• JOB
Write out all records as given; omit images.

(Extracted data entries)
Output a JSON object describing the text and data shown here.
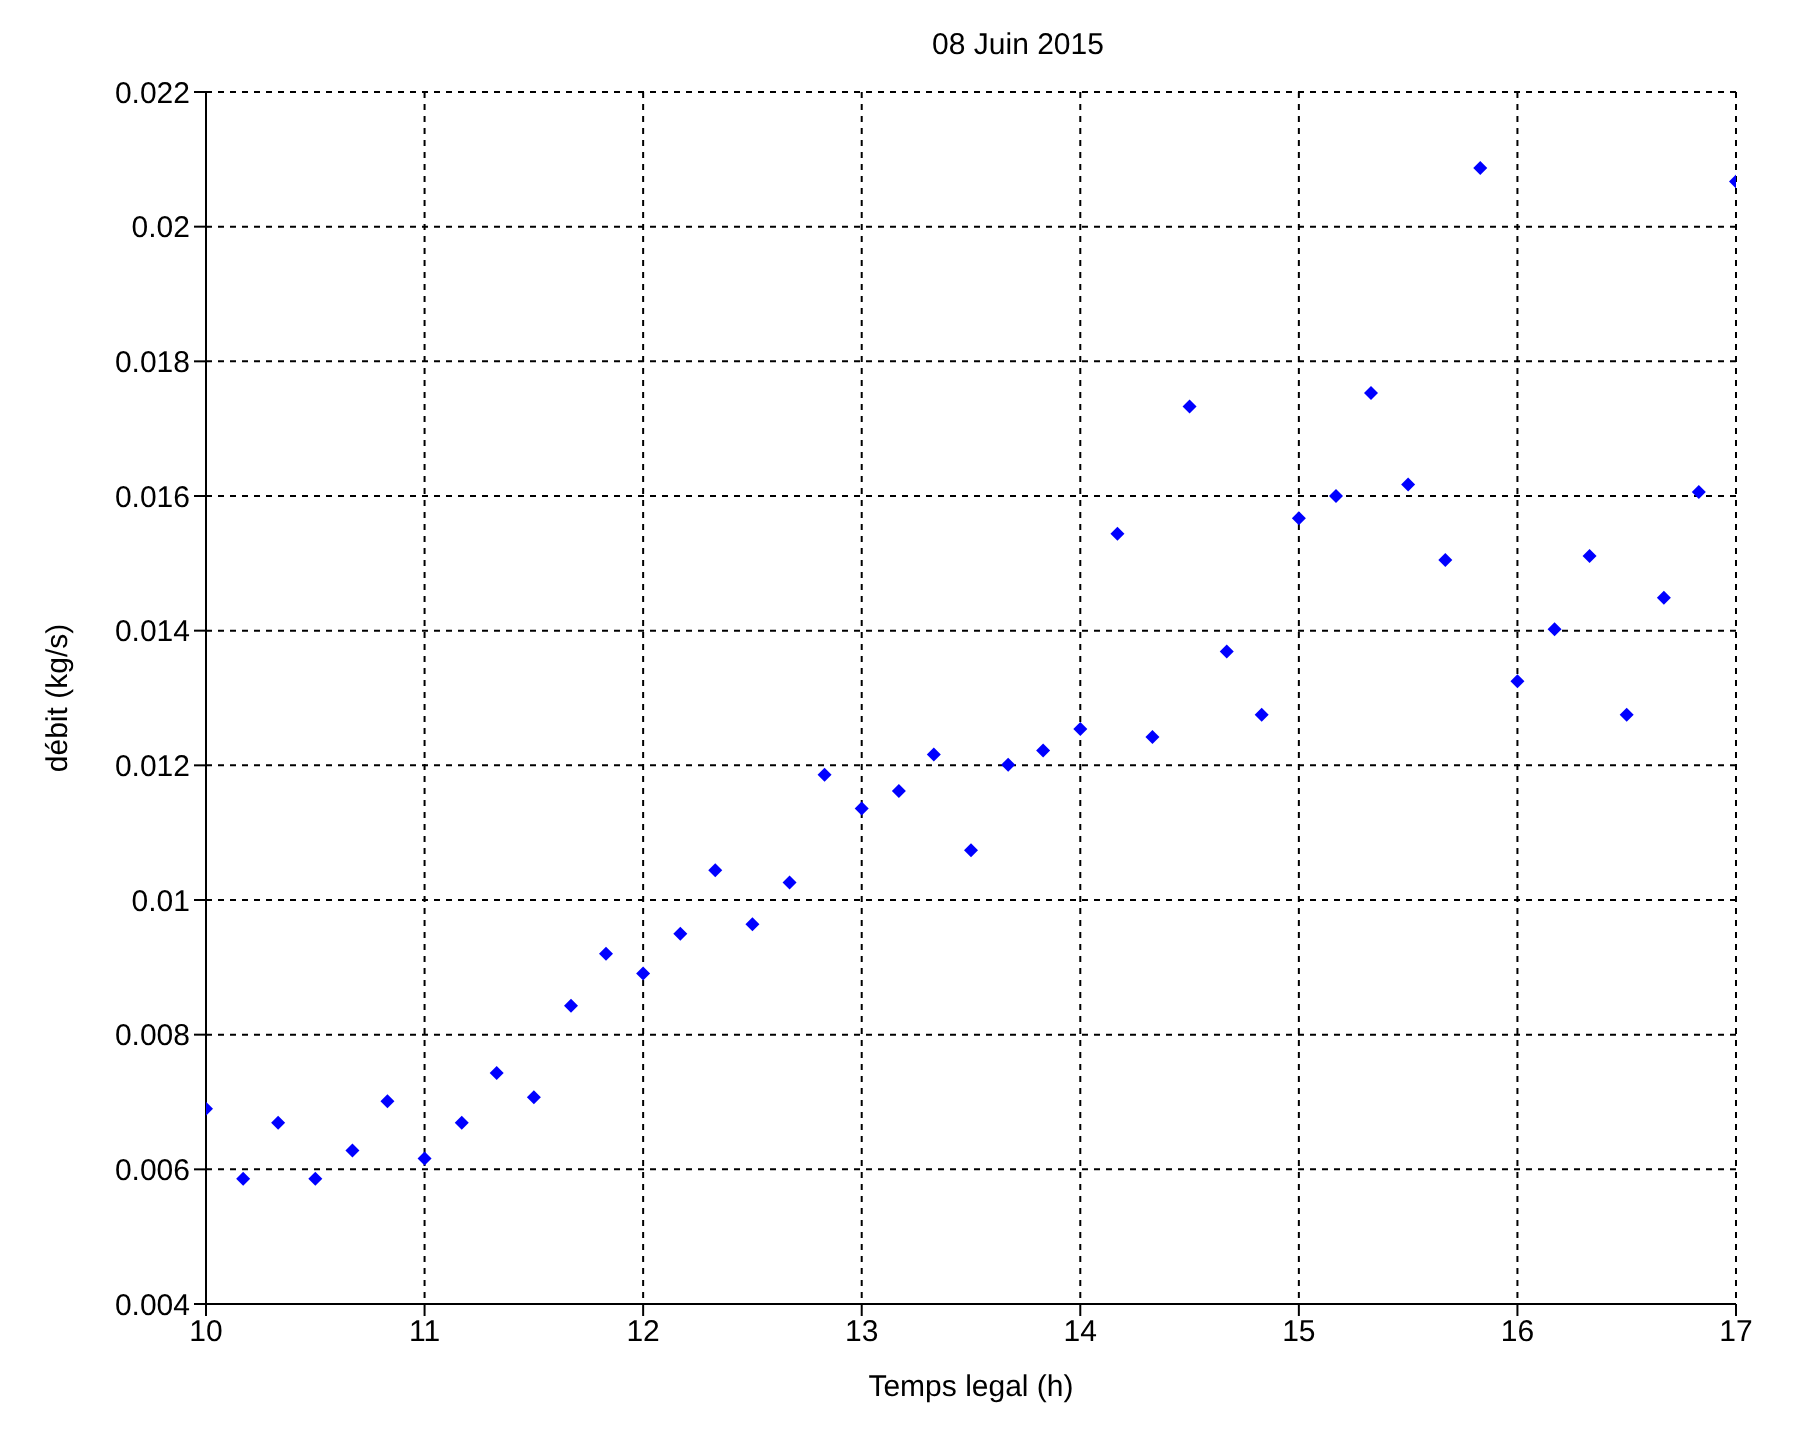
{
  "chart_data": {
    "type": "scatter",
    "title": "08 Juin 2015",
    "xlabel": "Temps legal (h)",
    "ylabel": "débit (kg/s)",
    "x": [
      10,
      10.17,
      10.33,
      10.5,
      10.67,
      10.83,
      11,
      11.17,
      11.33,
      11.5,
      11.67,
      11.83,
      12,
      12.17,
      12.33,
      12.5,
      12.67,
      12.83,
      13,
      13.17,
      13.33,
      13.5,
      13.67,
      13.83,
      14,
      14.17,
      14.33,
      14.5,
      14.67,
      14.83,
      15,
      15.17,
      15.33,
      15.5,
      15.67,
      15.83,
      16,
      16.17,
      16.33,
      16.5,
      16.67,
      16.83,
      17
    ],
    "series": [
      {
        "color": "#0000ff",
        "values": [
          0.0069,
          0.00586,
          0.00669,
          0.00586,
          0.00628,
          0.00701,
          0.00616,
          0.00669,
          0.00743,
          0.00707,
          0.00843,
          0.0092,
          0.00891,
          0.0095,
          0.01044,
          0.00964,
          0.01026,
          0.01186,
          0.01136,
          0.01162,
          0.01216,
          0.01074,
          0.01201,
          0.01222,
          0.01254,
          0.01544,
          0.01242,
          0.01733,
          0.01369,
          0.01275,
          0.01567,
          0.016,
          0.01753,
          0.01617,
          0.01505,
          0.02087,
          0.01325,
          0.01402,
          0.01511,
          0.01275,
          0.01449,
          0.01606,
          0.02067
        ]
      }
    ],
    "xlim": [
      10,
      17
    ],
    "xticks": [
      10,
      11,
      12,
      13,
      14,
      15,
      16,
      17
    ],
    "ylim": [
      0.004,
      0.022
    ],
    "yticks": [
      0.004,
      0.006,
      0.008,
      0.01,
      0.012,
      0.014,
      0.016,
      0.018,
      0.02,
      0.022
    ],
    "grid": true,
    "marker": "diamond",
    "legend": false
  }
}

• SOLUTION FOR THIS EXERCISE
Output a JSON object describing the text and data shown here.
{
  "chart_data": {
    "type": "scatter",
    "title": "08 Juin 2015",
    "xlabel": "Temps legal (h)",
    "ylabel": "débit (kg/s)",
    "x": [
      10,
      10.17,
      10.33,
      10.5,
      10.67,
      10.83,
      11,
      11.17,
      11.33,
      11.5,
      11.67,
      11.83,
      12,
      12.17,
      12.33,
      12.5,
      12.67,
      12.83,
      13,
      13.17,
      13.33,
      13.5,
      13.67,
      13.83,
      14,
      14.17,
      14.33,
      14.5,
      14.67,
      14.83,
      15,
      15.17,
      15.33,
      15.5,
      15.67,
      15.83,
      16,
      16.17,
      16.33,
      16.5,
      16.67,
      16.83,
      17
    ],
    "series": [
      {
        "color": "#0000ff",
        "values": [
          0.0069,
          0.00586,
          0.00669,
          0.00586,
          0.00628,
          0.00701,
          0.00616,
          0.00669,
          0.00743,
          0.00707,
          0.00843,
          0.0092,
          0.00891,
          0.0095,
          0.01044,
          0.00964,
          0.01026,
          0.01186,
          0.01136,
          0.01162,
          0.01216,
          0.01074,
          0.01201,
          0.01222,
          0.01254,
          0.01544,
          0.01242,
          0.01733,
          0.01369,
          0.01275,
          0.01567,
          0.016,
          0.01753,
          0.01617,
          0.01505,
          0.02087,
          0.01325,
          0.01402,
          0.01511,
          0.01275,
          0.01449,
          0.01606,
          0.02067
        ]
      }
    ],
    "xlim": [
      10,
      17
    ],
    "xticks": [
      10,
      11,
      12,
      13,
      14,
      15,
      16,
      17
    ],
    "ylim": [
      0.004,
      0.022
    ],
    "yticks": [
      0.004,
      0.006,
      0.008,
      0.01,
      0.012,
      0.014,
      0.016,
      0.018,
      0.02,
      0.022
    ],
    "grid": true,
    "marker": "diamond",
    "legend": false
  }
}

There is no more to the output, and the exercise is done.